• [DATA TO USE]
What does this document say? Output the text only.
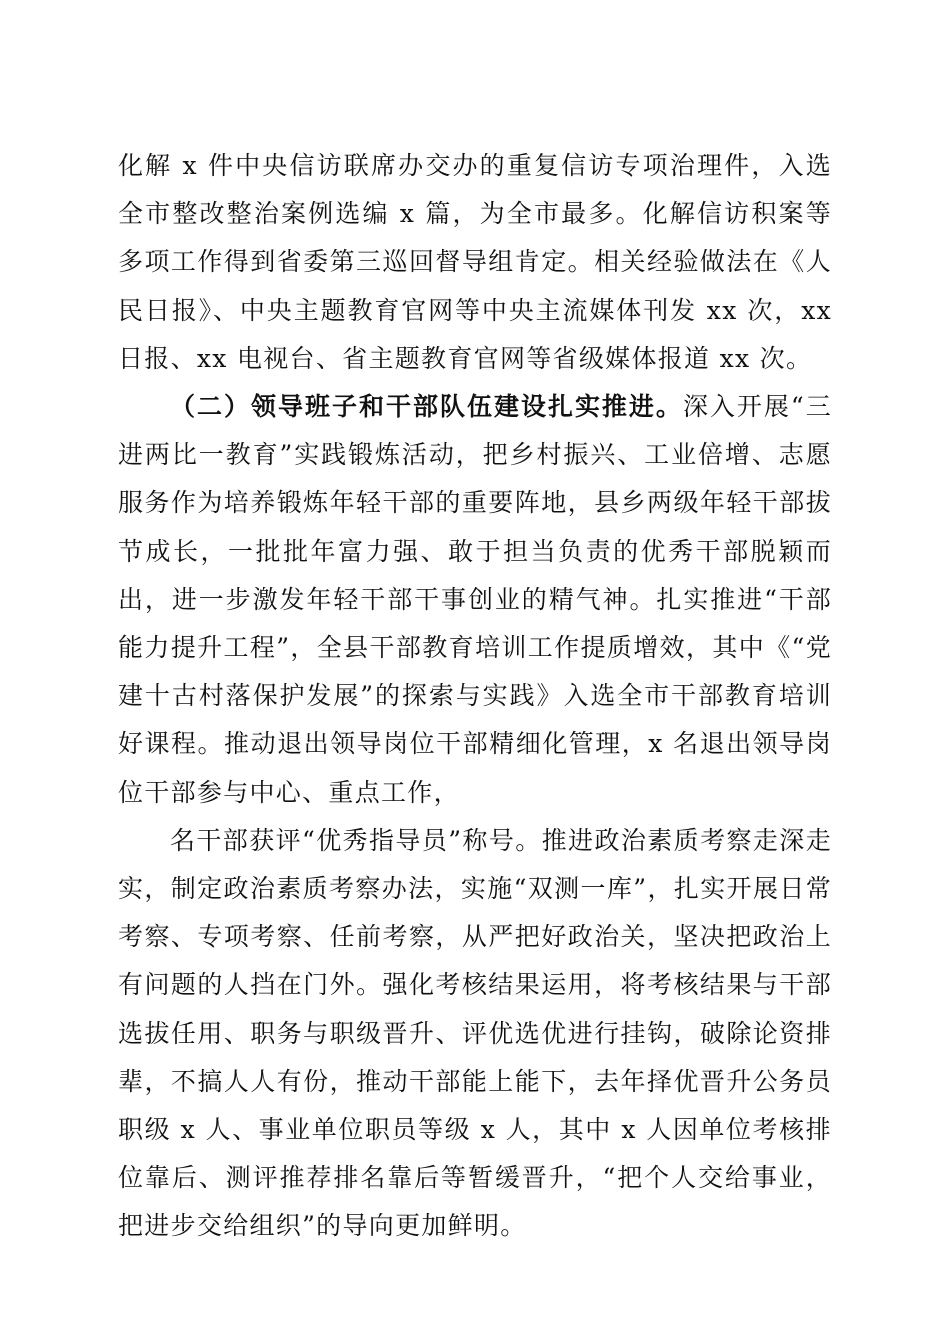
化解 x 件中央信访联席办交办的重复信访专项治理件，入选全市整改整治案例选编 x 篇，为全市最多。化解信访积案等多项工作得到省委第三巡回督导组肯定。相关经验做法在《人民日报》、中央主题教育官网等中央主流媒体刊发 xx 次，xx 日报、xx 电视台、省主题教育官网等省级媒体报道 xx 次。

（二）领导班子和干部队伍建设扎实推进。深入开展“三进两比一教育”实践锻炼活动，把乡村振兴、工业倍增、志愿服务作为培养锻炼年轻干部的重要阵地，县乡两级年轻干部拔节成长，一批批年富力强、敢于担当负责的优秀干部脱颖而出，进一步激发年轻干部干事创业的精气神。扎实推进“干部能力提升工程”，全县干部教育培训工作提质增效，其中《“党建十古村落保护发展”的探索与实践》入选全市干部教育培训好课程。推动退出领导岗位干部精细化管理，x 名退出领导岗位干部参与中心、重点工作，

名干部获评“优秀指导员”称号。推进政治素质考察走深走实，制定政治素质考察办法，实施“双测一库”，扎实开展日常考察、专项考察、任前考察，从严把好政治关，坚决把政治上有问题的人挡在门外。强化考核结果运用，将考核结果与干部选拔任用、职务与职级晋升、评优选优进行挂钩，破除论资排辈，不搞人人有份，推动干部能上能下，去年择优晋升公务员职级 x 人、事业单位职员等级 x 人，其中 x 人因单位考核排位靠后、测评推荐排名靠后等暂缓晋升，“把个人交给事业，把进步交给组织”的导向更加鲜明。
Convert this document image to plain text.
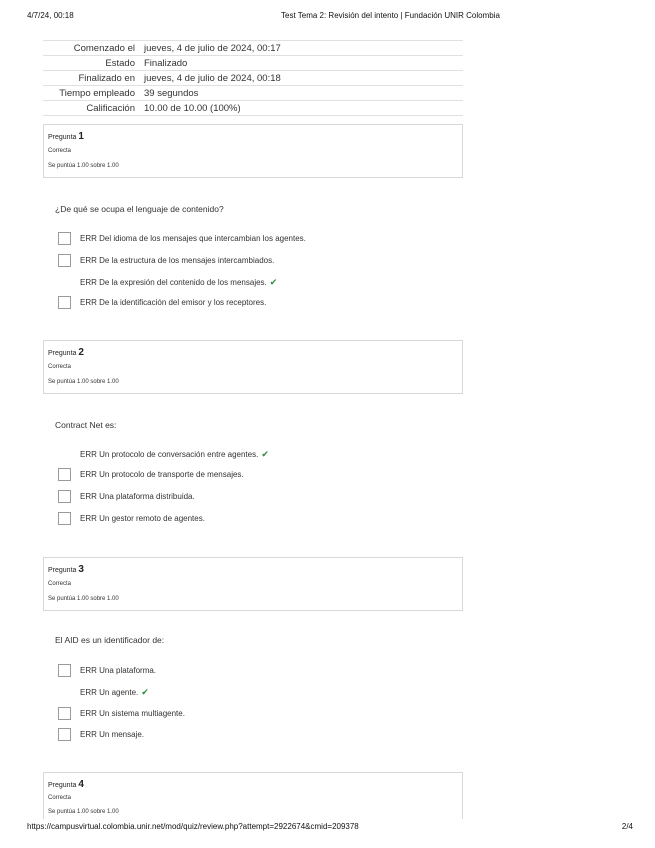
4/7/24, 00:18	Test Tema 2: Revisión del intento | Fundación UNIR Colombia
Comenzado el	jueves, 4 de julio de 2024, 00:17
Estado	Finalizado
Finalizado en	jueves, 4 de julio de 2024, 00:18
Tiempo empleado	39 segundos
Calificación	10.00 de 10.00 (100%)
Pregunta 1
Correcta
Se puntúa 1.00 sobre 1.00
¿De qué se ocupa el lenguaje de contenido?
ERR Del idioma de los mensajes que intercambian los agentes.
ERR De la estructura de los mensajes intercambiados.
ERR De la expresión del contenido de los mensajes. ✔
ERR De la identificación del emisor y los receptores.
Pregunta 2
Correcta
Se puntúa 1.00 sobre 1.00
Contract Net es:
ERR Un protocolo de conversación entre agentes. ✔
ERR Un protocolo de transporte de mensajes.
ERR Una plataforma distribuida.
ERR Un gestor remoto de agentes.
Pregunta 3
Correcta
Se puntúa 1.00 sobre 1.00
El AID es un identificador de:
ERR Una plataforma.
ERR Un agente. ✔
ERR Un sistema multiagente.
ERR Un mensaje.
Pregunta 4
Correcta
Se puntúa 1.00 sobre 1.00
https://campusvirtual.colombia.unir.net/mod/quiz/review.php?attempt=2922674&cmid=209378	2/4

==

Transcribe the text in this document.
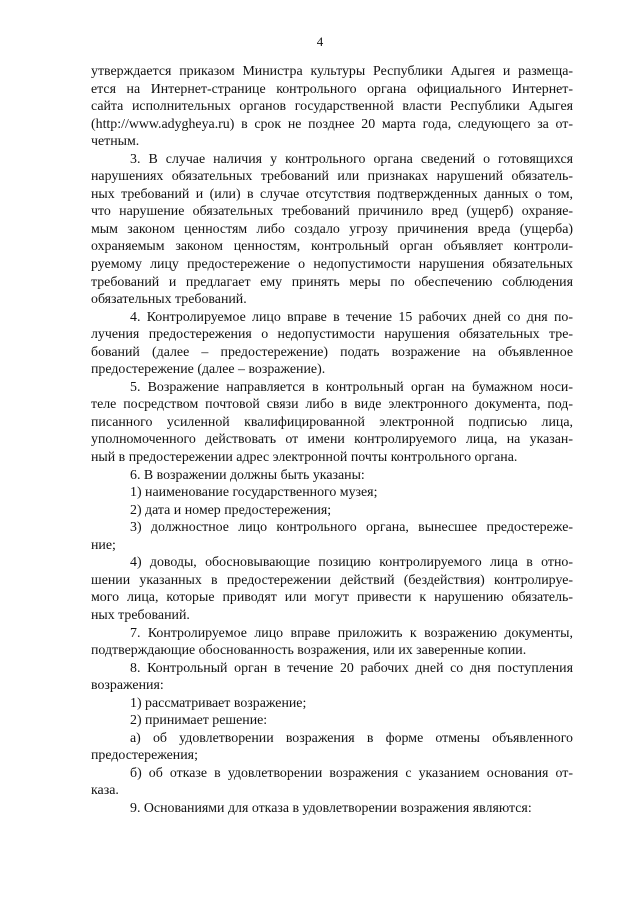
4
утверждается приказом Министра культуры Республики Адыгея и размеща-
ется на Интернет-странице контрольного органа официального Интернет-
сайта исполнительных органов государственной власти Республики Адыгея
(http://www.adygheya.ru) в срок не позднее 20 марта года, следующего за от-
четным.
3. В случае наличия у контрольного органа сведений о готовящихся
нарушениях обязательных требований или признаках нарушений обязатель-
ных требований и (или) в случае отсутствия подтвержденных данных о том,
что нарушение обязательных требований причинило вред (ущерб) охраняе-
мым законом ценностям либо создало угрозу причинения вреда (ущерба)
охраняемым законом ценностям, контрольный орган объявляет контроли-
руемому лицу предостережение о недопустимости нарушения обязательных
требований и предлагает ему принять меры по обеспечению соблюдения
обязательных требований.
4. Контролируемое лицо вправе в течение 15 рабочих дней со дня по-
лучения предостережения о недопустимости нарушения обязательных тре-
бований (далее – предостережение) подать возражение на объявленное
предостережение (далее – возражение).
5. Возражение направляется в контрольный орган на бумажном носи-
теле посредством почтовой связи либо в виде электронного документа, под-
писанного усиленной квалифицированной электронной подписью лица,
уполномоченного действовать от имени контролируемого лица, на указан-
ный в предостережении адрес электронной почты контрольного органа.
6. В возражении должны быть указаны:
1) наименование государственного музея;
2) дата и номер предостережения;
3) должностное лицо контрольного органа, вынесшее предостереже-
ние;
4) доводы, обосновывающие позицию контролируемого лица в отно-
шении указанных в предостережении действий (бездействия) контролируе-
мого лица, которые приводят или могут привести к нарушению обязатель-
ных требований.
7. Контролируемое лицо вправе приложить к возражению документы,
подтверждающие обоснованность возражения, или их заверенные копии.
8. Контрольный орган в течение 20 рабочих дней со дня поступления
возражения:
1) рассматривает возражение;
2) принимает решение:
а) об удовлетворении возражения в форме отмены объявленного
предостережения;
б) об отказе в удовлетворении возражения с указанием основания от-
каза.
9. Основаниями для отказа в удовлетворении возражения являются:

* * *

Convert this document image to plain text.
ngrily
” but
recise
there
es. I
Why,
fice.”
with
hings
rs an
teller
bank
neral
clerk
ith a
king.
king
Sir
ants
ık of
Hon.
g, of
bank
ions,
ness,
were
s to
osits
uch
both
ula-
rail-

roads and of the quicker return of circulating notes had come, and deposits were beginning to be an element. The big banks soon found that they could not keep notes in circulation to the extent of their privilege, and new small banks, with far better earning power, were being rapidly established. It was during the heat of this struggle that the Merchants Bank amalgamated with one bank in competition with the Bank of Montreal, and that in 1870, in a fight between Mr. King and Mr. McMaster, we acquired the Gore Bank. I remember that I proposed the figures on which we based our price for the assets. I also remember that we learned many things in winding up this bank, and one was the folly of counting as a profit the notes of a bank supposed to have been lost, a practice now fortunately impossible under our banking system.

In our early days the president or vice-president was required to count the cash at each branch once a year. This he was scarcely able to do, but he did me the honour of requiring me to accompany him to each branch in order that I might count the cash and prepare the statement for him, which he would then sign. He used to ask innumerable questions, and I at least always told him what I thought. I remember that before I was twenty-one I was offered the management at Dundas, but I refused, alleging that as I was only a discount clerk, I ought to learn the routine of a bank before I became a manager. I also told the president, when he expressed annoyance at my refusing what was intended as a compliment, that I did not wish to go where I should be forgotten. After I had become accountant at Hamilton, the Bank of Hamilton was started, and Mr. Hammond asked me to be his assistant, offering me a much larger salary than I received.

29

• [INSTRUCTION] Give the number of lines containing the word "требований". No other answer is needed.

• [THE SOLUTION] 6